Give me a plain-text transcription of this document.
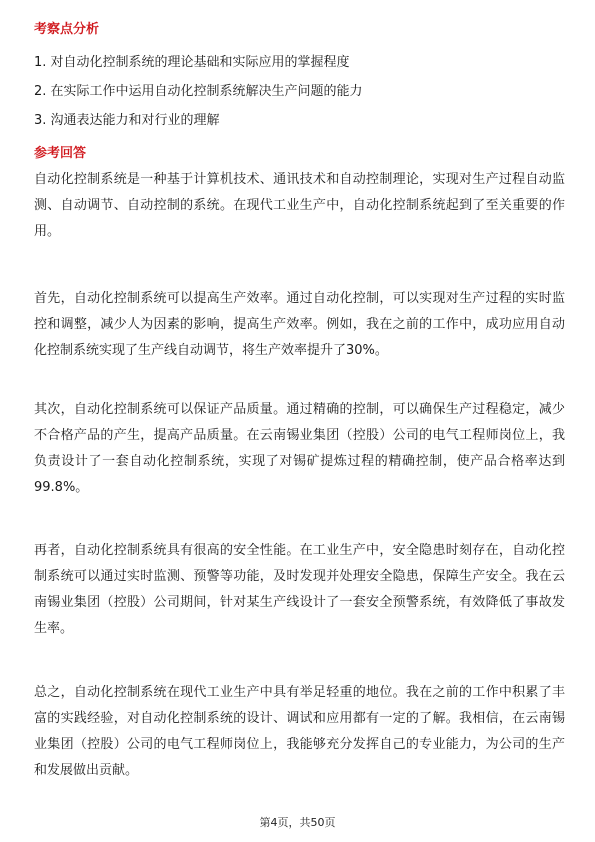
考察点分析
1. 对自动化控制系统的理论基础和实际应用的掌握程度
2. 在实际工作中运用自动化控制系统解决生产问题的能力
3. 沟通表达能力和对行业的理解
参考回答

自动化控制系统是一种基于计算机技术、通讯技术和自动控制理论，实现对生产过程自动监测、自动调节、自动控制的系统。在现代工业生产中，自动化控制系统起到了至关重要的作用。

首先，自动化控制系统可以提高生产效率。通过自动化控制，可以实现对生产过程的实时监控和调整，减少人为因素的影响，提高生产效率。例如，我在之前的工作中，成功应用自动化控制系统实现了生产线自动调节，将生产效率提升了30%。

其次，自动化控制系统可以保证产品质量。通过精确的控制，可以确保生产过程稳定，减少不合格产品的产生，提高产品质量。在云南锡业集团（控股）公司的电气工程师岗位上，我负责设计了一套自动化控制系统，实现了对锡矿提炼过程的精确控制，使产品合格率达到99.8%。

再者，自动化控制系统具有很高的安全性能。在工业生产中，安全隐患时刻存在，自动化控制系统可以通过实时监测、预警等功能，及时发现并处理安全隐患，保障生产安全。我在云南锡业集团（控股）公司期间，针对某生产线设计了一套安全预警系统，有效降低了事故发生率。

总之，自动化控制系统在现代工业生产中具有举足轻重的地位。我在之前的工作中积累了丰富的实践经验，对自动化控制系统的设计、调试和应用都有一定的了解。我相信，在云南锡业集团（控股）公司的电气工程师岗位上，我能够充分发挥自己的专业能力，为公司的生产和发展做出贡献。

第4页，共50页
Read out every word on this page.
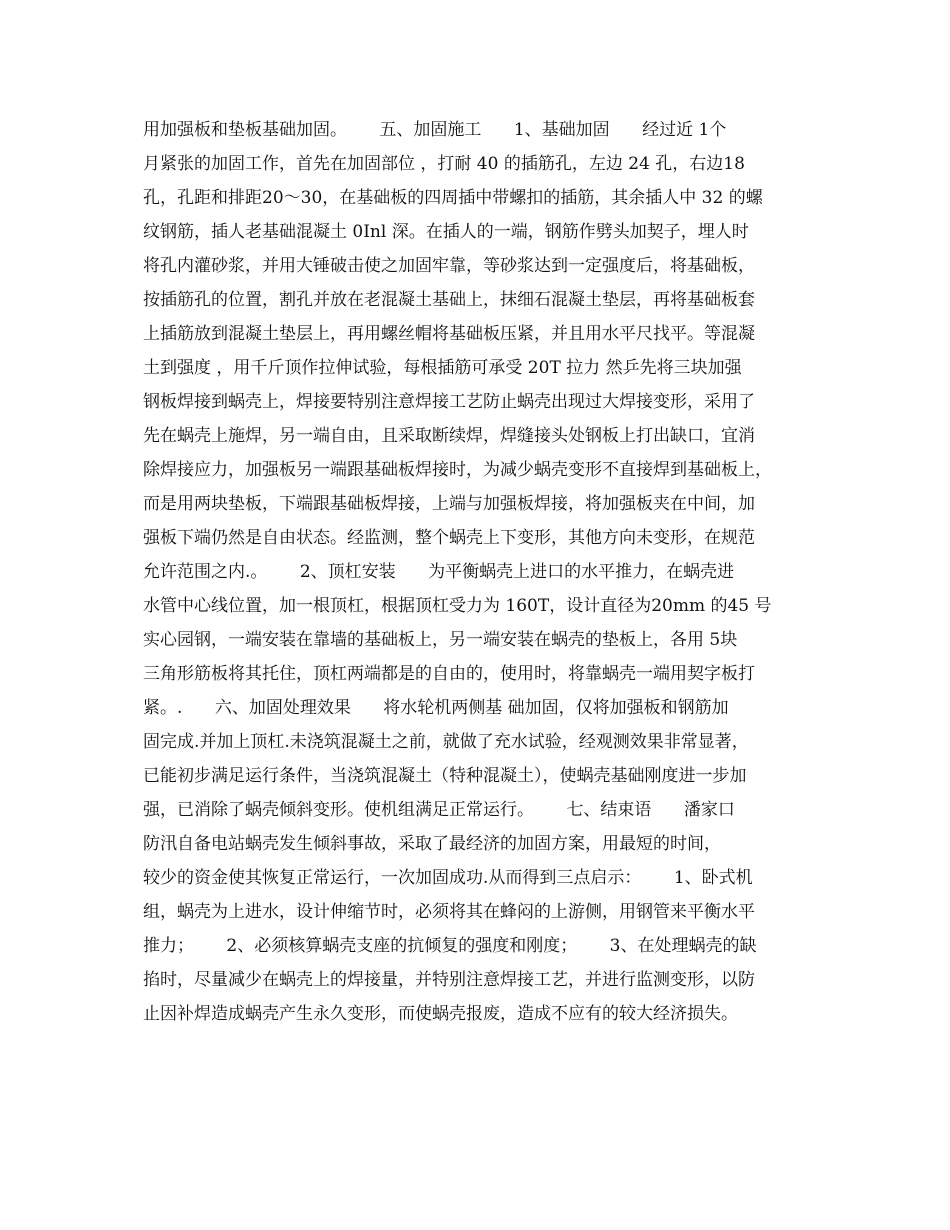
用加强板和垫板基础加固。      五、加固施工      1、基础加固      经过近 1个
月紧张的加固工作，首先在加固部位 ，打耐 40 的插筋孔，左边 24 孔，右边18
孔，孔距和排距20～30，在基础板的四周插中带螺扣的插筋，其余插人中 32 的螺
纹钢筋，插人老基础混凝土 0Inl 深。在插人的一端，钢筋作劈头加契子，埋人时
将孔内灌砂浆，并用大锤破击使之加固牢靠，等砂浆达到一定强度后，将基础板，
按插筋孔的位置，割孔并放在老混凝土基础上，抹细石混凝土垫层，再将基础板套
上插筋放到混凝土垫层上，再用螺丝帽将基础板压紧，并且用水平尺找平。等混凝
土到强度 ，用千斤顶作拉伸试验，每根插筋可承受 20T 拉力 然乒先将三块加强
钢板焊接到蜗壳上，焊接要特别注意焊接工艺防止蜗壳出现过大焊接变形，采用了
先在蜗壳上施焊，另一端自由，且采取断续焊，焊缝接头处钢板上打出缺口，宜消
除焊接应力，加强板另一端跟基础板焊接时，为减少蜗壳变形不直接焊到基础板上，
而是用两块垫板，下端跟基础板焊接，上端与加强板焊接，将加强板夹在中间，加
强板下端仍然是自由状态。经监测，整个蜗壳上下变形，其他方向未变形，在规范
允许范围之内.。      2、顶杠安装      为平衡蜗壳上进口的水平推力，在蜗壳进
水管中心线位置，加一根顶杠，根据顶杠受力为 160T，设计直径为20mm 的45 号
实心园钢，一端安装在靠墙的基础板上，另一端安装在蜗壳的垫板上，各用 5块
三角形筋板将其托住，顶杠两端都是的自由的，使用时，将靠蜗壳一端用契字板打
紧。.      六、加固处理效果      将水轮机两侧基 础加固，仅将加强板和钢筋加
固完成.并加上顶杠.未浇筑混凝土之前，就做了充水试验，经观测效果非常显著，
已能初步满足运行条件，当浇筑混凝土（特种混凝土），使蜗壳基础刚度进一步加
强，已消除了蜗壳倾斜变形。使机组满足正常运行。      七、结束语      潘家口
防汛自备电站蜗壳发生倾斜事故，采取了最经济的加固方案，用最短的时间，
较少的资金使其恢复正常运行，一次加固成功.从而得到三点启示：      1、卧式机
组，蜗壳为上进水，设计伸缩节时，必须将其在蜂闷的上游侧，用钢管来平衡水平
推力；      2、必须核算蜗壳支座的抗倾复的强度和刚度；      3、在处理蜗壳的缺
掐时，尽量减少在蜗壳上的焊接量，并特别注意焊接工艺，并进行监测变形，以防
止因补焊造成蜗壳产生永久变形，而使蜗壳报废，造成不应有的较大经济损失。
--
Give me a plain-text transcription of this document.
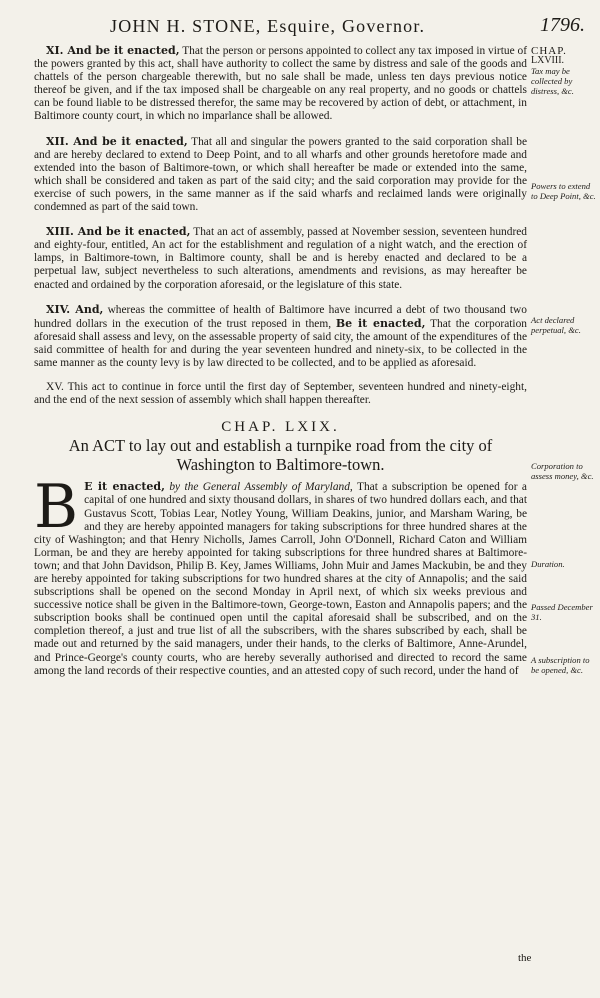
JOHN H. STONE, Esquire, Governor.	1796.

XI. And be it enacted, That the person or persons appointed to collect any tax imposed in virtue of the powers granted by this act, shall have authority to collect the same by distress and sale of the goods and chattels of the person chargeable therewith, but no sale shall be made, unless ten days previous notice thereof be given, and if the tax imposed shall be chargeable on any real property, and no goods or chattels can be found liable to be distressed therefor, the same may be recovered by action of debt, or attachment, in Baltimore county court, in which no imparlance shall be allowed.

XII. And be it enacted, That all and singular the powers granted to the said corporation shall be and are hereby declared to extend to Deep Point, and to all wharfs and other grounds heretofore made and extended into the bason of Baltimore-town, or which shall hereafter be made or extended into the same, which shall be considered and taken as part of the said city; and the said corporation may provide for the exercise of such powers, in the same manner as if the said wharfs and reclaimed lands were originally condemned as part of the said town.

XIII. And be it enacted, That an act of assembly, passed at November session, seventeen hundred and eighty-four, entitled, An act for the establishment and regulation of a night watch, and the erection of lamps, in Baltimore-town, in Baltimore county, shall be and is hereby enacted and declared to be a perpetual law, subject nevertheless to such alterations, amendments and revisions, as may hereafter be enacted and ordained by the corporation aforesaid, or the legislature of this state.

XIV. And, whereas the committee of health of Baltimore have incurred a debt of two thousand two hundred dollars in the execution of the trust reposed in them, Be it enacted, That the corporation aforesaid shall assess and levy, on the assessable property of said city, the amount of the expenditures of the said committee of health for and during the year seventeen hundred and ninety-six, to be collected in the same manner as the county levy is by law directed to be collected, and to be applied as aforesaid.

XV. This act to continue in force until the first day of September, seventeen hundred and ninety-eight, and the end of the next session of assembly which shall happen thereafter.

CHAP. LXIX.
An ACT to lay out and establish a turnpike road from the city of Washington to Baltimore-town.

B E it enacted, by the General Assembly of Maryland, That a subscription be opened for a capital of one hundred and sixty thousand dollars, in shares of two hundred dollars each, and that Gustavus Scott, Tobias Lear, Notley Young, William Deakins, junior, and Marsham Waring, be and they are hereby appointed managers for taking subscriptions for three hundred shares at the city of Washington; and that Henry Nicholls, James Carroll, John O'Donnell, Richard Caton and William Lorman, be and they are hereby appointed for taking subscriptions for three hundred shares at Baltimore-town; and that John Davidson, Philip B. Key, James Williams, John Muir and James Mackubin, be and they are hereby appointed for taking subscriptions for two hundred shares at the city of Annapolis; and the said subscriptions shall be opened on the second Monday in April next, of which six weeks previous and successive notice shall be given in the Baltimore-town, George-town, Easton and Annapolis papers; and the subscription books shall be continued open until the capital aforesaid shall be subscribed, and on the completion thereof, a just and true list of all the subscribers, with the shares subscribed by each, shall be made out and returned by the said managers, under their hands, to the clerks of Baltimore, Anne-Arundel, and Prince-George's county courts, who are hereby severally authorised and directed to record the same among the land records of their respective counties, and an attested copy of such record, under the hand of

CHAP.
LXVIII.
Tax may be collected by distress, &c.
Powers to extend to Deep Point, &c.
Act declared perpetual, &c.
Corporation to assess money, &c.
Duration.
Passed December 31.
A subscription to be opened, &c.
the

*TASK TO CARRY OUT*.
Each line in the entries above that includes the string "extend" should be extracted.

*FINISHED TASK*.
XII. And be it enacted, That all and singular the powers granted to the said corporation shall be and are hereby declared to extend to Deep Point, and to all wharfs and other grounds heretofore made and extended into the bason of Baltimore-town, or which shall hereafter be made or extended into the same, which shall be considered and taken as part of the said city; and the said corporation may provide for the exercise of such powers, in the same manner as if the said wharfs and reclaimed lands were originally condemned as part of the said town.
Powers to extend to Deep Point, &c.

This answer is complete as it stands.